** Start **
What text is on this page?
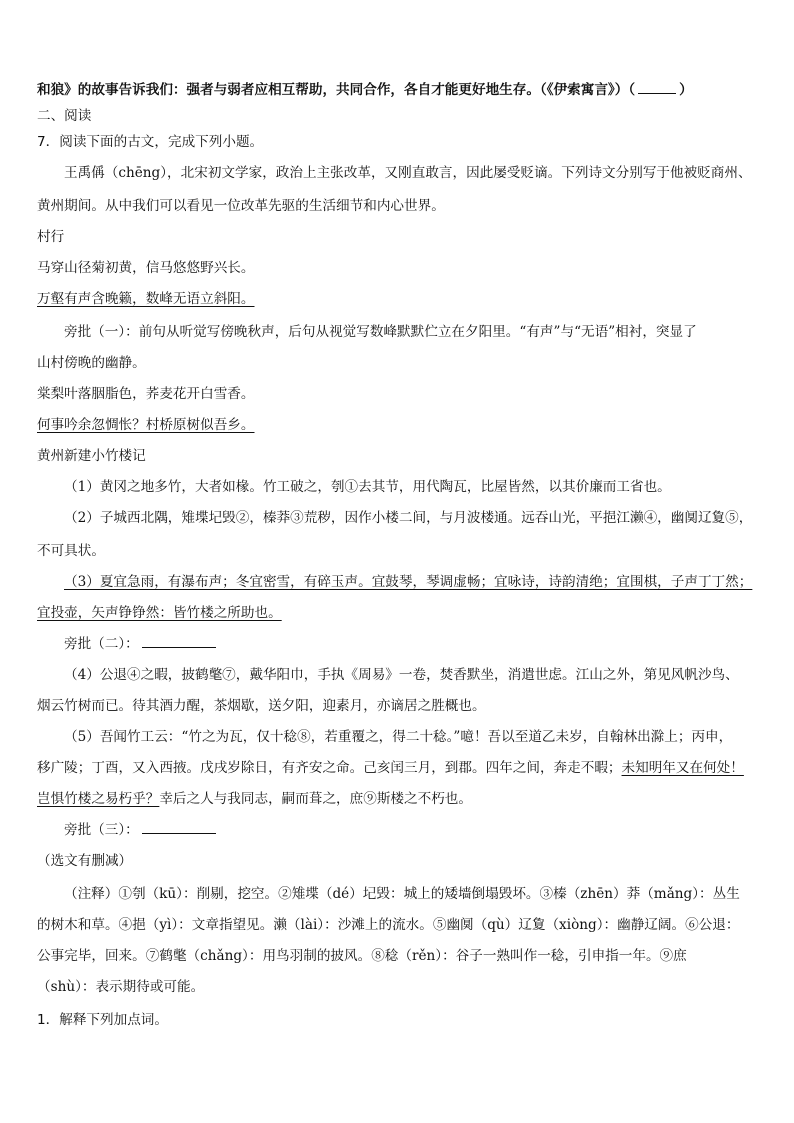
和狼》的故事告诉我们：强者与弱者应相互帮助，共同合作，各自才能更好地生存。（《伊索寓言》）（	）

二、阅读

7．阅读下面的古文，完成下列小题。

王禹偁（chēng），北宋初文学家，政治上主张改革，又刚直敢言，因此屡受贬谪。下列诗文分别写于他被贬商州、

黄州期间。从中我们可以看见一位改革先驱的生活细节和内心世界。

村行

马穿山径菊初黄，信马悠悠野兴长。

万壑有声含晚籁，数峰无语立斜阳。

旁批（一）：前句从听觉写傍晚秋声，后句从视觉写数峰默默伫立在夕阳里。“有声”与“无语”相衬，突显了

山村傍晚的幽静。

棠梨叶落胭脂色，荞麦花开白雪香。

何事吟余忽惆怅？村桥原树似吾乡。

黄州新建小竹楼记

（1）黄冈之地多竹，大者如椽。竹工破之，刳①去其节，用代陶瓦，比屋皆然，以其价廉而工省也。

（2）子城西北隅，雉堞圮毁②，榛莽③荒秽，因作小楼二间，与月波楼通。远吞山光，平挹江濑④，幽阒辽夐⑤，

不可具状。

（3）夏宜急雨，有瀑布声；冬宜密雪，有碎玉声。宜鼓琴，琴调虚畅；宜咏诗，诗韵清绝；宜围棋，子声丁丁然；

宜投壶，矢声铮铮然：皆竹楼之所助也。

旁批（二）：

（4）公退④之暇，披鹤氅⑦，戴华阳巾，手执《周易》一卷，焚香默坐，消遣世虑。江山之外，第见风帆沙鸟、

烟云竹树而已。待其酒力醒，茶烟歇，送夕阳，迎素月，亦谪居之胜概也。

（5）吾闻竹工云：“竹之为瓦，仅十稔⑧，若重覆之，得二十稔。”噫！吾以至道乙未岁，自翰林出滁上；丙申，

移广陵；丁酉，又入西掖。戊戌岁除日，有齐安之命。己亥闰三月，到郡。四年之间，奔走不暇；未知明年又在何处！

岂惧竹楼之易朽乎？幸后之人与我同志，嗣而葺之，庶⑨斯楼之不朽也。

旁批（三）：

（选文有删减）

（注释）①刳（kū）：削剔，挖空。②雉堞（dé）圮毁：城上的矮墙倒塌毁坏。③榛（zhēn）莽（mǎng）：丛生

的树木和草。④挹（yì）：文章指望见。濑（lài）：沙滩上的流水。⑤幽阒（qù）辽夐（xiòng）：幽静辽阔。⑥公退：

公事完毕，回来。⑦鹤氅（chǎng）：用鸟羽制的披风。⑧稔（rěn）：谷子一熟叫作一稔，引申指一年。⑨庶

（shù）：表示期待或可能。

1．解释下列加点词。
** End **
** Start **
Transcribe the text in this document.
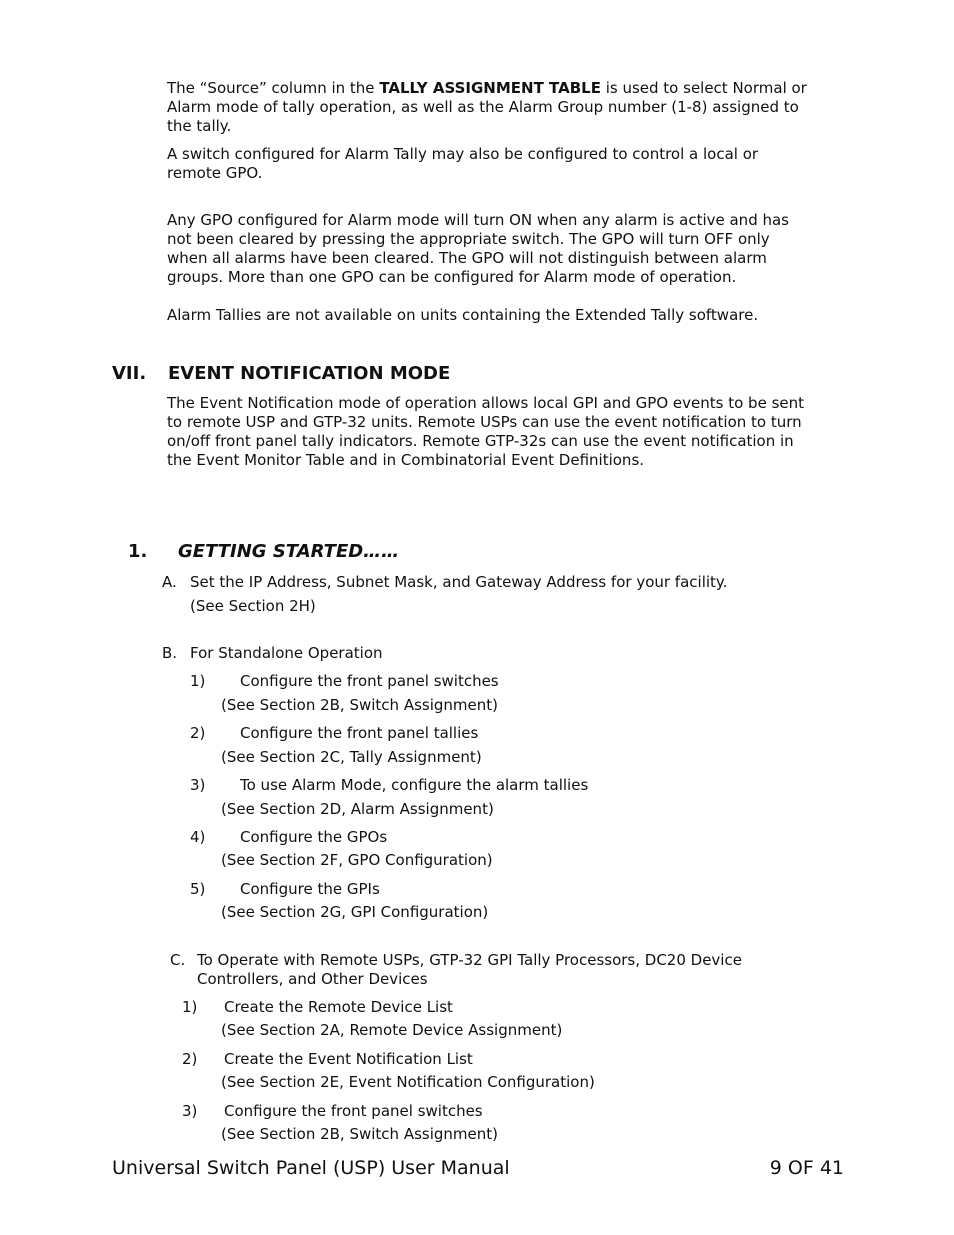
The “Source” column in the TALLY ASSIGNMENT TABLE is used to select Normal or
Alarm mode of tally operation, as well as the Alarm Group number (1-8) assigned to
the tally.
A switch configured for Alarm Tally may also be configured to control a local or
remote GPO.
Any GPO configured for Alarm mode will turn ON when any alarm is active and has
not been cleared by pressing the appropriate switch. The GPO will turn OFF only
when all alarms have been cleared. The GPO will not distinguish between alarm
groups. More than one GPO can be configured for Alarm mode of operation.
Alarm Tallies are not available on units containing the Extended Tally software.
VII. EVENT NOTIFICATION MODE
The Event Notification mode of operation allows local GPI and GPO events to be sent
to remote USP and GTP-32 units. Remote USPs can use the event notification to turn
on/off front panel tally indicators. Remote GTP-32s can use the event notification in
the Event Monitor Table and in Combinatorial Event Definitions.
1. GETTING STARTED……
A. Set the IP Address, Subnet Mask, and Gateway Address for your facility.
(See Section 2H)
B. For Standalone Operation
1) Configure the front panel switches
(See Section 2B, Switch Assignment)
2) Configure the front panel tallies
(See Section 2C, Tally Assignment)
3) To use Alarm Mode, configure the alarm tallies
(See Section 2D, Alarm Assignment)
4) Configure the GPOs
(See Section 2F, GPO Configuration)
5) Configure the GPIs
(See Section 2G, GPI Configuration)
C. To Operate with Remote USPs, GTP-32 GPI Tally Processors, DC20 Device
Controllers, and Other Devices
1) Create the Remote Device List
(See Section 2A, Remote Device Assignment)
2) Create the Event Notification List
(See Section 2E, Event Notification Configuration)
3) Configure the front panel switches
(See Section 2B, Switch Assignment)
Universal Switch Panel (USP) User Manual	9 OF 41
** End **
TASK TO CARRY OUT: What is the number of lines in this material that hold the string "cleared"? Answer with that number only.

THE COMPLETED TASK: 2